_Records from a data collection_
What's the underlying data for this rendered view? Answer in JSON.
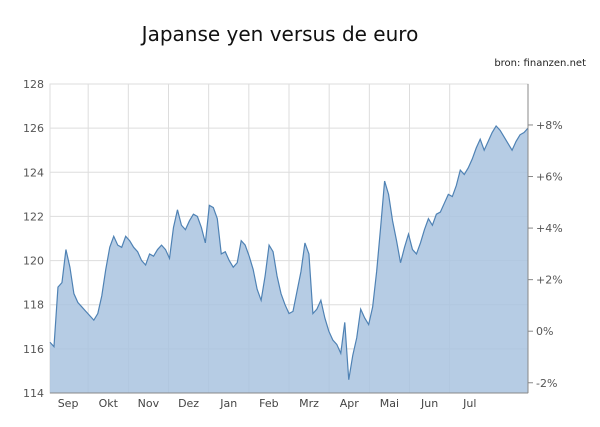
{
  "title": "Japanse yen versus de euro",
  "source": "bron: finanzen.net",
  "colors": {
    "fill": "#a9c3df",
    "line": "#4f82b4",
    "grid": "#dddddd",
    "axis": "#888888"
  },
  "chart_data": {
    "type": "area",
    "title": "Japanse yen versus de euro",
    "xlabel": "",
    "ylabel": "",
    "ylim": [
      114,
      128
    ],
    "yticks": [
      114,
      116,
      118,
      120,
      122,
      124,
      126,
      128
    ],
    "y2ticks": [
      "-2%",
      "0%",
      "+2%",
      "+4%",
      "+6%",
      "+8%"
    ],
    "y2_reference": 116.8,
    "y2ticks_values": [
      -2,
      0,
      2,
      4,
      6,
      8
    ],
    "months": [
      "Sep",
      "Okt",
      "Nov",
      "Dez",
      "Jan",
      "Feb",
      "Mrz",
      "Apr",
      "Mai",
      "Jun",
      "Jul"
    ],
    "grid": true,
    "x": [
      0,
      1,
      2,
      3,
      4,
      5,
      6,
      7,
      8,
      9,
      10,
      11,
      12,
      13,
      14,
      15,
      16,
      17,
      18,
      19,
      20,
      21,
      22,
      23,
      24,
      25,
      26,
      27,
      28,
      29,
      30,
      31,
      32,
      33,
      34,
      35,
      36,
      37,
      38,
      39,
      40,
      41,
      42,
      43,
      44,
      45,
      46,
      47,
      48,
      49,
      50,
      51,
      52,
      53,
      54,
      55,
      56,
      57,
      58,
      59,
      60,
      61,
      62,
      63,
      64,
      65,
      66,
      67,
      68,
      69,
      70,
      71,
      72,
      73,
      74,
      75,
      76,
      77,
      78,
      79,
      80,
      81,
      82,
      83,
      84,
      85,
      86,
      87,
      88,
      89,
      90,
      91,
      92,
      93,
      94,
      95,
      96,
      97,
      98,
      99,
      100,
      101,
      102,
      103,
      104,
      105,
      106,
      107,
      108,
      109,
      110,
      111,
      112,
      113,
      114,
      115,
      116,
      117,
      118,
      119,
      120
    ],
    "values": [
      116.3,
      116.1,
      118.8,
      119.0,
      120.5,
      119.7,
      118.5,
      118.1,
      117.9,
      117.7,
      117.5,
      117.3,
      117.6,
      118.4,
      119.6,
      120.6,
      121.1,
      120.7,
      120.6,
      121.1,
      120.9,
      120.6,
      120.4,
      120.0,
      119.8,
      120.3,
      120.2,
      120.5,
      120.7,
      120.5,
      120.1,
      121.5,
      122.3,
      121.6,
      121.4,
      121.8,
      122.1,
      122.0,
      121.5,
      120.8,
      122.5,
      122.4,
      121.9,
      120.3,
      120.4,
      120.0,
      119.7,
      119.9,
      120.9,
      120.7,
      120.2,
      119.6,
      118.7,
      118.2,
      119.3,
      120.7,
      120.4,
      119.3,
      118.5,
      118.0,
      117.6,
      117.7,
      118.6,
      119.5,
      120.8,
      120.3,
      117.6,
      117.8,
      118.2,
      117.4,
      116.8,
      116.4,
      116.2,
      115.8,
      117.2,
      114.6,
      115.7,
      116.5,
      117.8,
      117.4,
      117.1,
      117.9,
      119.5,
      121.5,
      123.6,
      123.0,
      121.8,
      120.9,
      119.9,
      120.6,
      121.2,
      120.5,
      120.3,
      120.8,
      121.4,
      121.9,
      121.6,
      122.1,
      122.2,
      122.6,
      123.0,
      122.9,
      123.4,
      124.1,
      123.9,
      124.2,
      124.6,
      125.1,
      125.5,
      125.0,
      125.4,
      125.8,
      126.1,
      125.9,
      125.6,
      125.3,
      125.0,
      125.4,
      125.7,
      125.8,
      126.0
    ]
  }
}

_GIVEN PROBLEM_
Show every line above in which the word "euro" occurs.

_REPLY TO THE TASK_
  "title": "Japanse yen versus de euro",
    "title": "Japanse yen versus de euro",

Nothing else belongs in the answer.